*What is being asked*: Wherever the word "down" shows up in a line, please copy that line.

— Start Provided material —

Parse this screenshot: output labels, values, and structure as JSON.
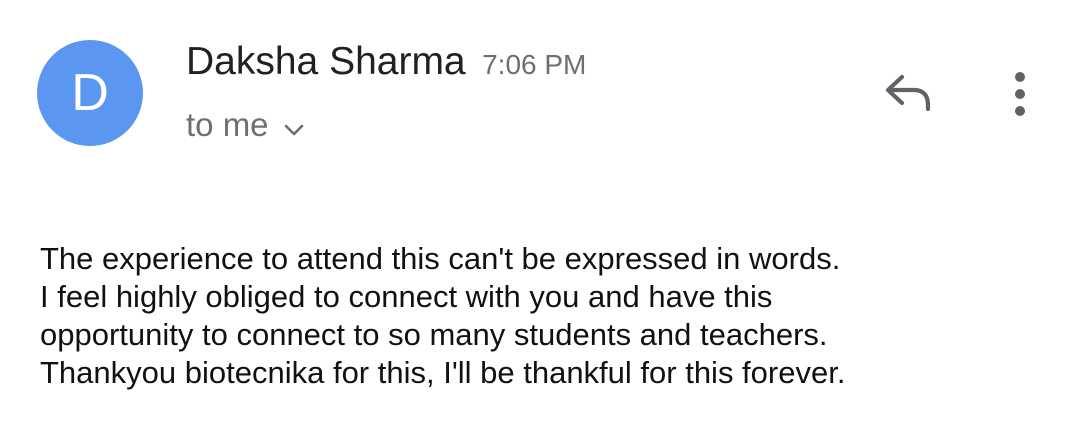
{
  "message": {
    "sender": {
      "avatar_letter": "D",
      "avatar_color": "#5b97f1",
      "name": "Daksha Sharma",
      "time": "7:06 PM"
    },
    "recipient_label": "to me",
    "actions": {
      "reply_icon": "reply-icon",
      "more_icon": "more-vert-icon",
      "expand_icon": "chevron-down-icon"
    },
    "body_lines": [
      "The experience to attend this can't be expressed in words.",
      "I feel highly obliged to connect with you and have this",
      "opportunity to connect to so many students and teachers.",
      "Thankyou biotecnika for this, I'll be thankful for this forever."
    ]
  }
}
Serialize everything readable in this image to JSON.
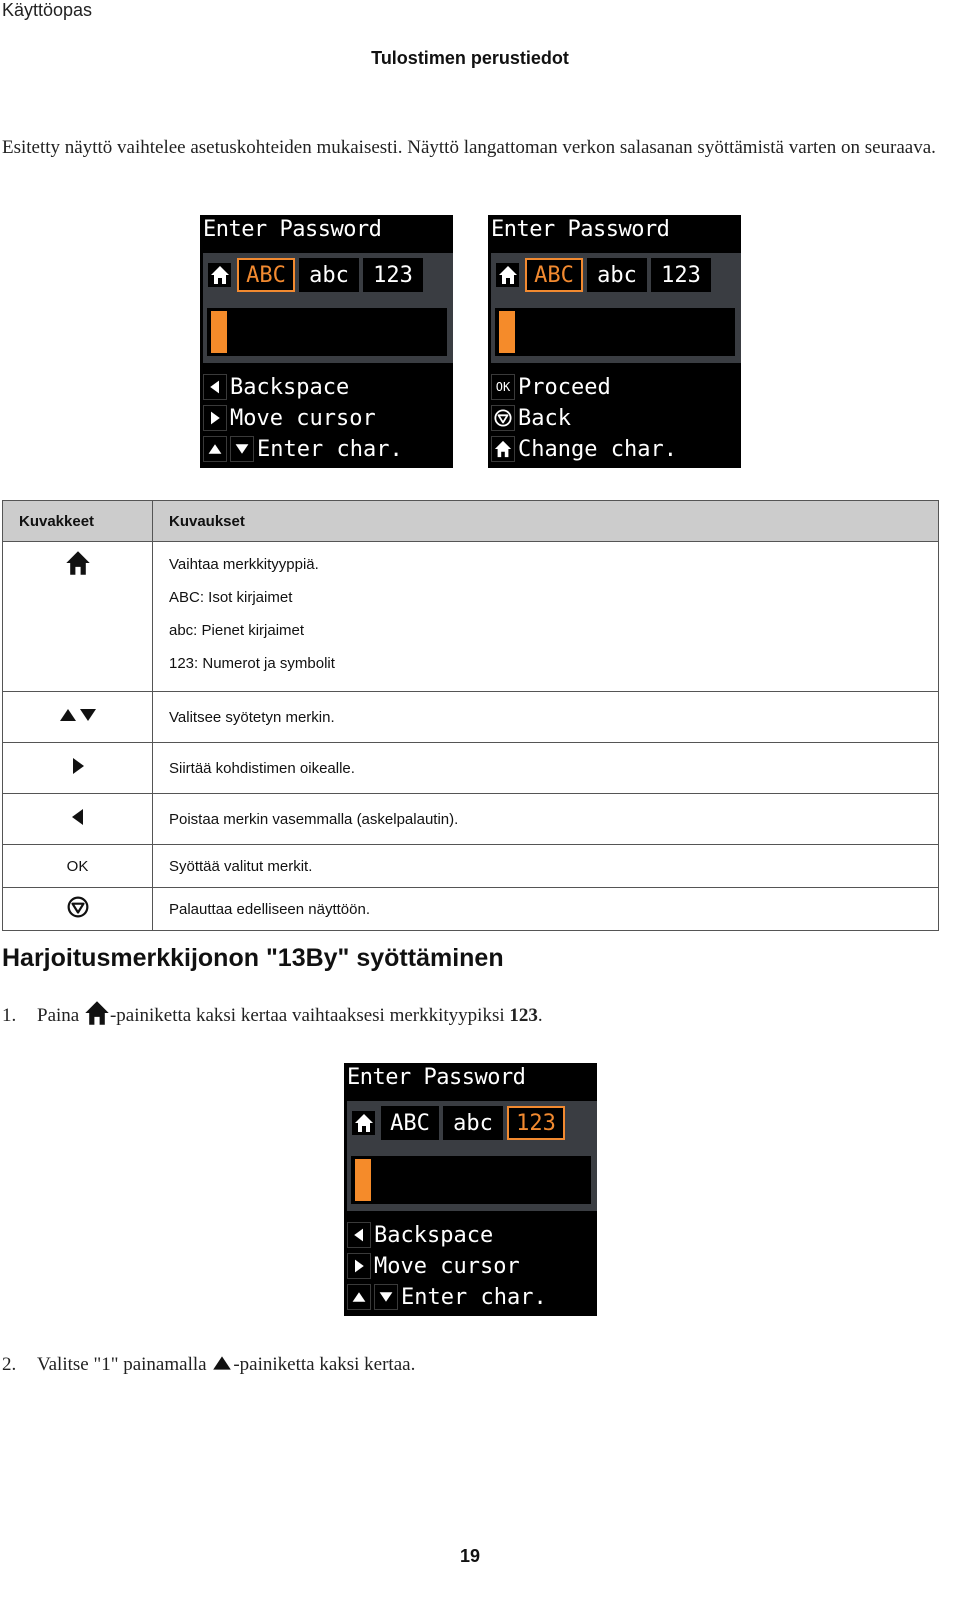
{
  "header": {
    "running_head": "Käyttöopas",
    "section_title": "Tulostimen perustiedot"
  },
  "intro": "Esitetty näyttö vaihtelee asetuskohteiden mukaisesti. Näyttö langattoman verkon salasanan syöttämistä varten on seuraava.",
  "screens": [
    {
      "title": "Enter Password",
      "tabs": [
        "ABC",
        "abc",
        "123"
      ],
      "selected_tab": "ABC",
      "hints": [
        {
          "keys": [
            "left-arrow"
          ],
          "label": "Backspace"
        },
        {
          "keys": [
            "right-arrow"
          ],
          "label": "Move cursor"
        },
        {
          "keys": [
            "up-arrow",
            "down-arrow"
          ],
          "label": "Enter char."
        }
      ]
    },
    {
      "title": "Enter Password",
      "tabs": [
        "ABC",
        "abc",
        "123"
      ],
      "selected_tab": "ABC",
      "hints": [
        {
          "keys": [
            "ok"
          ],
          "key_text": "OK",
          "label": "Proceed"
        },
        {
          "keys": [
            "stop"
          ],
          "label": "Back"
        },
        {
          "keys": [
            "home"
          ],
          "label": "Change char."
        }
      ]
    },
    {
      "title": "Enter Password",
      "tabs": [
        "ABC",
        "abc",
        "123"
      ],
      "selected_tab": "123",
      "hints": [
        {
          "keys": [
            "left-arrow"
          ],
          "label": "Backspace"
        },
        {
          "keys": [
            "right-arrow"
          ],
          "label": "Move cursor"
        },
        {
          "keys": [
            "up-arrow",
            "down-arrow"
          ],
          "label": "Enter char."
        }
      ]
    }
  ],
  "table": {
    "headers": [
      "Kuvakkeet",
      "Kuvaukset"
    ],
    "rows": [
      {
        "icon": "home-icon",
        "lines": [
          "Vaihtaa merkkityyppiä.",
          "ABC: Isot kirjaimet",
          "abc: Pienet kirjaimet",
          "123: Numerot ja symbolit"
        ]
      },
      {
        "icon": "up-down-arrows-icon",
        "lines": [
          "Valitsee syötetyn merkin."
        ]
      },
      {
        "icon": "right-arrow-icon",
        "lines": [
          "Siirtää kohdistimen oikealle."
        ]
      },
      {
        "icon": "left-arrow-icon",
        "lines": [
          "Poistaa merkin vasemmalla (askelpalautin)."
        ]
      },
      {
        "icon": "ok-text",
        "icon_text": "OK",
        "lines": [
          "Syöttää valitut merkit."
        ]
      },
      {
        "icon": "stop-icon",
        "lines": [
          "Palauttaa edelliseen näyttöön."
        ]
      }
    ]
  },
  "practice": {
    "heading": "Harjoitusmerkkijonon \"13By\" syöttäminen",
    "steps": [
      {
        "num": "1.",
        "before": "Paina ",
        "after": "-painiketta kaksi kertaa vaihtaaksesi merkkityypiksi ",
        "bold": "123",
        "end": "."
      },
      {
        "num": "2.",
        "before": "Valitse \"1\" painamalla ",
        "after": "-painiketta kaksi kertaa.",
        "bold": "",
        "end": ""
      }
    ]
  },
  "colors": {
    "accent_orange": "#f58b2a",
    "lcd_band": "#3a3d42",
    "table_header": "#cccccc"
  },
  "footer": {
    "page_number": "19"
  }
}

— End Provided material —

*Solved exercise*:
      "expand_icon": "chevron-down-icon"
            "down-arrow"
            "down-arrow"
        "icon": "up-down-arrows-icon",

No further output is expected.